Instructions to follow: Pull out every line below containing the word "from".

Materials provided:
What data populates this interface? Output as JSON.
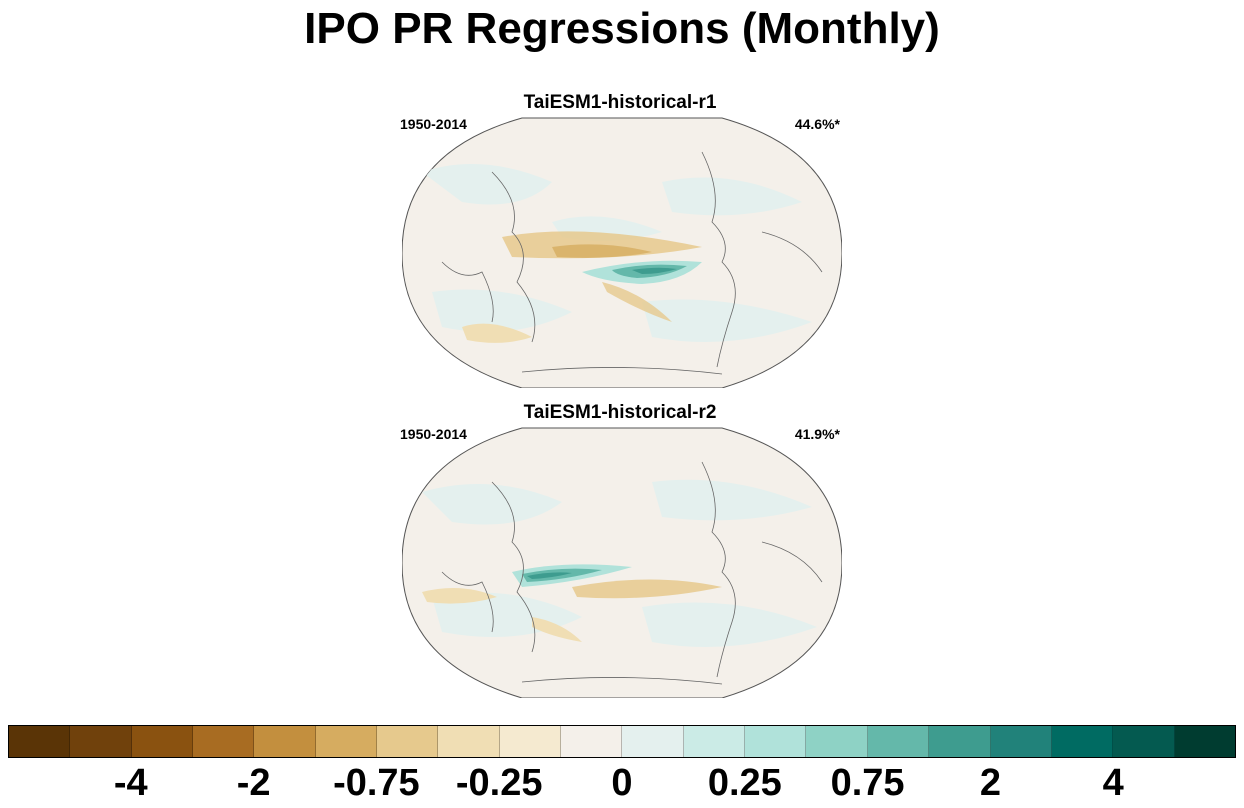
{
  "title": "IPO PR Regressions (Monthly)",
  "panels": [
    {
      "title": "TaiESM1-historical-r1",
      "period": "1950-2014",
      "variance": "44.6%*"
    },
    {
      "title": "TaiESM1-historical-r2",
      "period": "1950-2014",
      "variance": "41.9%*"
    }
  ],
  "colorbar": {
    "colors": [
      "#5a3406",
      "#70410c",
      "#8a5210",
      "#a86c22",
      "#c38f3e",
      "#d6ac60",
      "#e6c98d",
      "#f0deb4",
      "#f5ead0",
      "#f4f0ea",
      "#e4f0ee",
      "#cbebe6",
      "#b0e2da",
      "#8ed2c5",
      "#64b8aa",
      "#3e9c8f",
      "#21827a",
      "#006b62",
      "#045a50",
      "#003c30"
    ],
    "labels": [
      "-4",
      "-2",
      "-0.75",
      "-0.25",
      "0",
      "0.25",
      "0.75",
      "2",
      "4"
    ],
    "label_boundary_index": [
      2,
      4,
      6,
      8,
      10,
      12,
      14,
      16,
      18
    ]
  }
}
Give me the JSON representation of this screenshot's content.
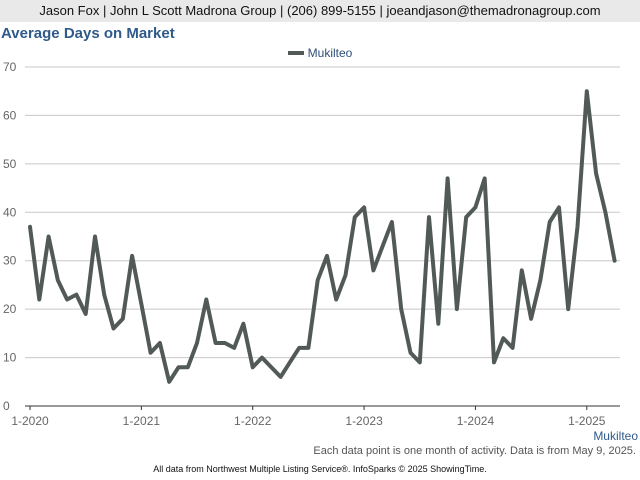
{
  "header": {
    "contact": "Jason Fox | John L Scott Madrona Group | (206) 899-5155 | joeandjason@themadronagroup.com"
  },
  "chart_data": {
    "type": "line",
    "title": "Average Days on Market",
    "xlabel": "Mukilteo",
    "ylabel": "",
    "ylim": [
      0,
      70
    ],
    "yticks": [
      0,
      10,
      20,
      30,
      40,
      50,
      60,
      70
    ],
    "xticks": [
      {
        "label": "1-2020",
        "index": 0
      },
      {
        "label": "1-2021",
        "index": 12
      },
      {
        "label": "1-2022",
        "index": 24
      },
      {
        "label": "1-2023",
        "index": 36
      },
      {
        "label": "1-2024",
        "index": 48
      },
      {
        "label": "1-2025",
        "index": 60
      }
    ],
    "grid": true,
    "legend": "top-center",
    "series": [
      {
        "name": "Mukilteo",
        "color": "#525a57",
        "values": [
          37,
          22,
          35,
          26,
          22,
          23,
          19,
          35,
          23,
          16,
          18,
          31,
          21,
          11,
          13,
          5,
          8,
          8,
          13,
          22,
          13,
          13,
          12,
          17,
          8,
          10,
          8,
          6,
          9,
          12,
          12,
          26,
          31,
          22,
          27,
          39,
          41,
          28,
          33,
          38,
          20,
          11,
          9,
          39,
          17,
          47,
          20,
          39,
          41,
          47,
          9,
          14,
          12,
          28,
          18,
          26,
          38,
          41,
          20,
          37,
          65,
          48,
          40,
          30
        ]
      }
    ]
  },
  "notes": {
    "activity": "Each data point is one month of activity. Data is from May 9, 2025.",
    "source": "All data from Northwest Multiple Listing Service®. InfoSparks © 2025 ShowingTime."
  }
}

Solution below:
    "activity": "Each data point is one month of activity. Data is from May 9, 2025.",
    "source": "All data from Northwest Multiple Listing Service®. InfoSparks © 2025 ShowingTime."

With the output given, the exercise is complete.